◆ Set task
Read the lines below and count those that have the word "selected". Respond with the number only.

◆ Items
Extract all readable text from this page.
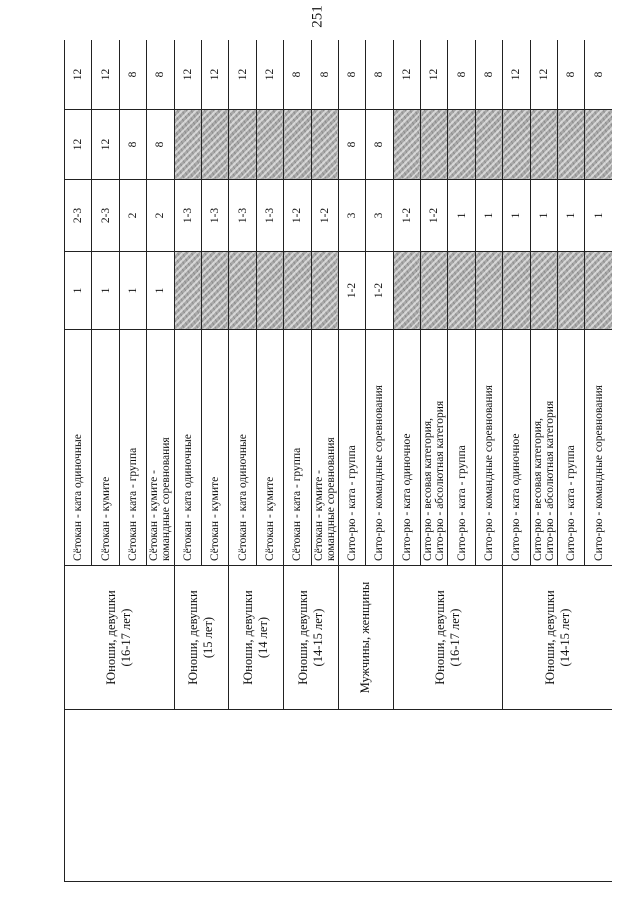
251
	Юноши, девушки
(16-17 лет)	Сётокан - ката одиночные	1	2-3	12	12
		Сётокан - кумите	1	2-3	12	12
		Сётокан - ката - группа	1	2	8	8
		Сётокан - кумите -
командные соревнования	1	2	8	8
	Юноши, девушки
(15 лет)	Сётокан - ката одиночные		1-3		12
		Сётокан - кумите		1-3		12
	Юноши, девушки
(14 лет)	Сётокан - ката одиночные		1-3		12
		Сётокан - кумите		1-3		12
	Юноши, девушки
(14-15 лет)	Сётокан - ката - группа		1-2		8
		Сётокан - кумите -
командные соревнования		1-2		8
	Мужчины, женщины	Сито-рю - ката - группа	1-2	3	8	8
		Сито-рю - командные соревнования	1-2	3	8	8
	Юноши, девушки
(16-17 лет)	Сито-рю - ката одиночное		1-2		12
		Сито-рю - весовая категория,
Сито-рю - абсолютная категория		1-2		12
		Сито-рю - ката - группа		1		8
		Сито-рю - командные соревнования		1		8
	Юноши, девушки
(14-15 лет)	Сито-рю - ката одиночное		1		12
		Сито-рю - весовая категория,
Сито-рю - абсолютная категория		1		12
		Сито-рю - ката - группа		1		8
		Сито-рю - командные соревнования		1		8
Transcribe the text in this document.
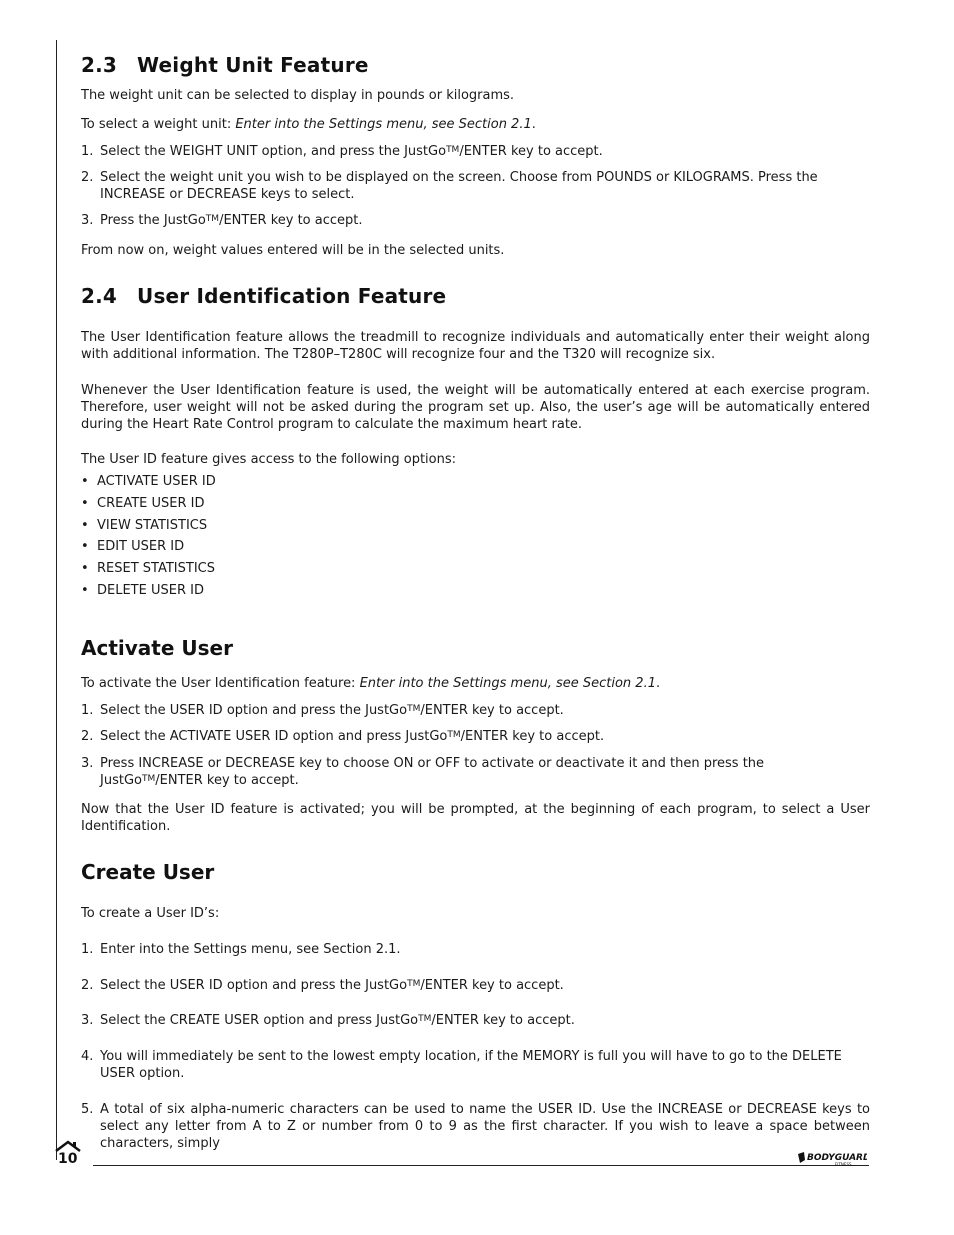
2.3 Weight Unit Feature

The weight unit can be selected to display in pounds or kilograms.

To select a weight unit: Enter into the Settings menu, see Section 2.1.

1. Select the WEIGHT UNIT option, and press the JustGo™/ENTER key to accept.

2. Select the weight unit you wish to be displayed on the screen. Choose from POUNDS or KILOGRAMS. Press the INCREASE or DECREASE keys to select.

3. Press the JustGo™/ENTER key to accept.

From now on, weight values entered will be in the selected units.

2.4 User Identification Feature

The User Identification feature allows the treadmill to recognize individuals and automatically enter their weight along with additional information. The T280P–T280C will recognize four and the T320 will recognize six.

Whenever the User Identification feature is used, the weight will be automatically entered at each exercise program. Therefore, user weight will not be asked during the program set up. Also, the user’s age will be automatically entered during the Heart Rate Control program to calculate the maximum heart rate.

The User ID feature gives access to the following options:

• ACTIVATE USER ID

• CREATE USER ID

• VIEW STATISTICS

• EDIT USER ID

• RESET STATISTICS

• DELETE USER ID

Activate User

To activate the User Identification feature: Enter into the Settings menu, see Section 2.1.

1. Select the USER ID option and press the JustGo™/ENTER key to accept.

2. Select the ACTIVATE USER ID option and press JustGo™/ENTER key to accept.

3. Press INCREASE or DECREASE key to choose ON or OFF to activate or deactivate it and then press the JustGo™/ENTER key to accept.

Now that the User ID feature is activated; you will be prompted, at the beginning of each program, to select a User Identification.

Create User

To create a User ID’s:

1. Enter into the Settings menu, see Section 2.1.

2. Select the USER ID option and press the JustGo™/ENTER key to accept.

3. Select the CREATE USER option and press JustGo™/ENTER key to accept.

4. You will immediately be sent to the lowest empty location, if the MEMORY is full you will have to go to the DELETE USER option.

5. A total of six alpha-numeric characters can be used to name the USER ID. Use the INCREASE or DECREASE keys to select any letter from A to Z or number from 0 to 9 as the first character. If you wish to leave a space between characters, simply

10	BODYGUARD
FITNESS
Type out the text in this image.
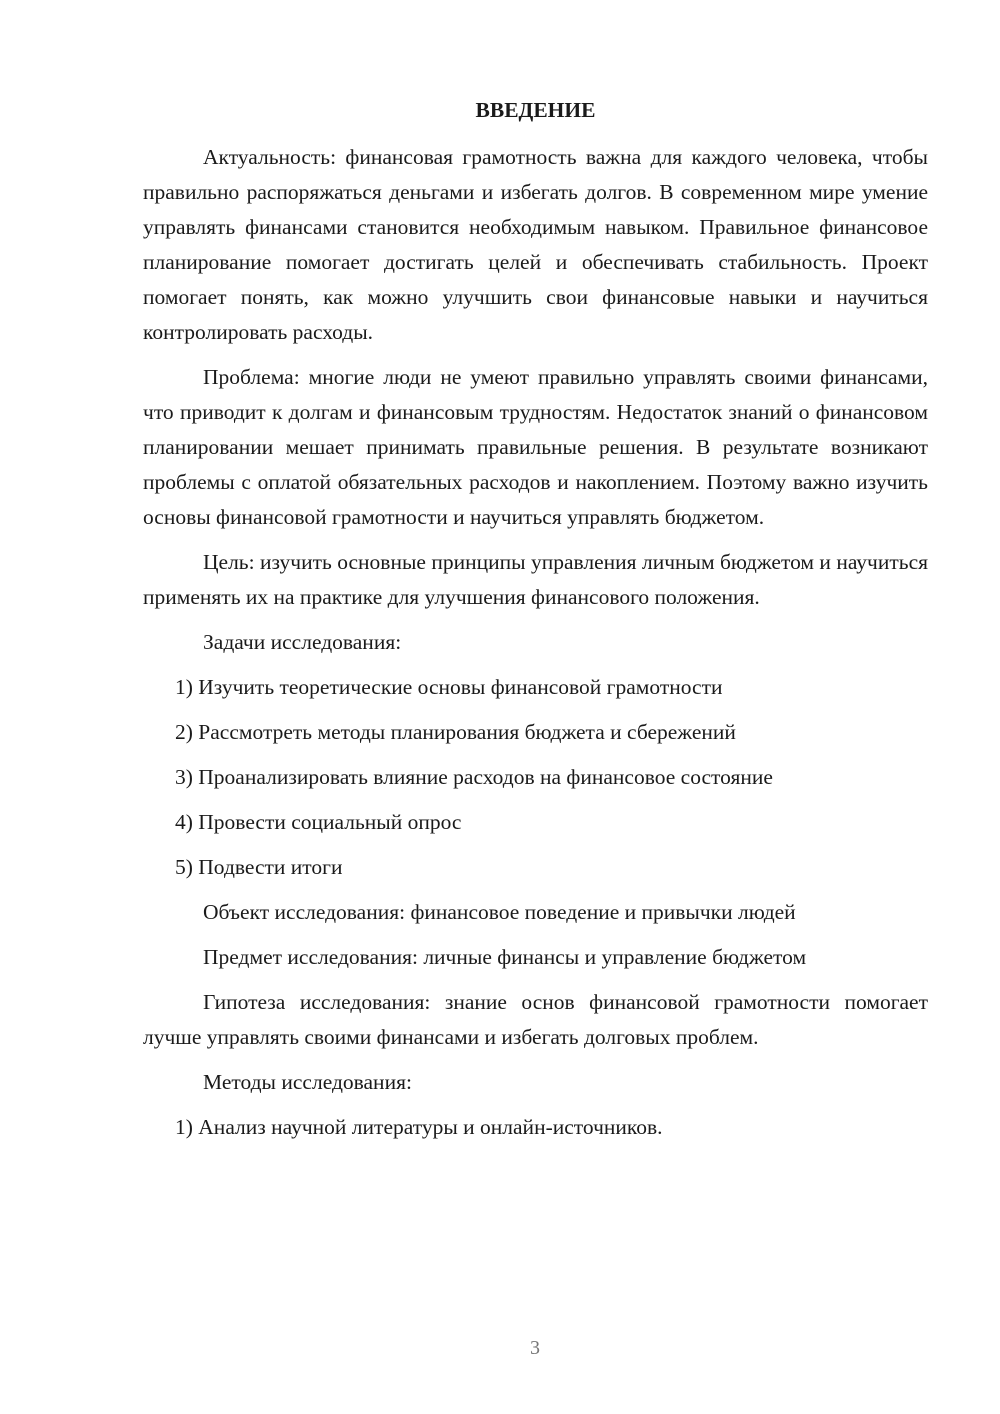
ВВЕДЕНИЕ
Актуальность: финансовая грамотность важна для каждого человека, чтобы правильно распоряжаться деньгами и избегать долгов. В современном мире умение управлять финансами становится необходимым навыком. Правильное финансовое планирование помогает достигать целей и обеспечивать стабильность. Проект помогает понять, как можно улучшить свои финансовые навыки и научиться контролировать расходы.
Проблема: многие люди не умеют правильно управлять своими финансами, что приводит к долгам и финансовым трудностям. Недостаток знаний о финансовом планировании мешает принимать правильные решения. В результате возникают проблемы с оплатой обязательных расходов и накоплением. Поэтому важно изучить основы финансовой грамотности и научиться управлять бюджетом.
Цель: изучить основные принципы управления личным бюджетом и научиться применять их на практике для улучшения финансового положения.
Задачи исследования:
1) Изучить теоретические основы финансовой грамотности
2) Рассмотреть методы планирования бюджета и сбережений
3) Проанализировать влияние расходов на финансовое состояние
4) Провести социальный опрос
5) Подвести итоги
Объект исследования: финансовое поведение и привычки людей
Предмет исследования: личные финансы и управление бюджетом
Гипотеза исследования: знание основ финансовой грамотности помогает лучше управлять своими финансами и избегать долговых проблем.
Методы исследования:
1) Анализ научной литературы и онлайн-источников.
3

◆ Response to this task
2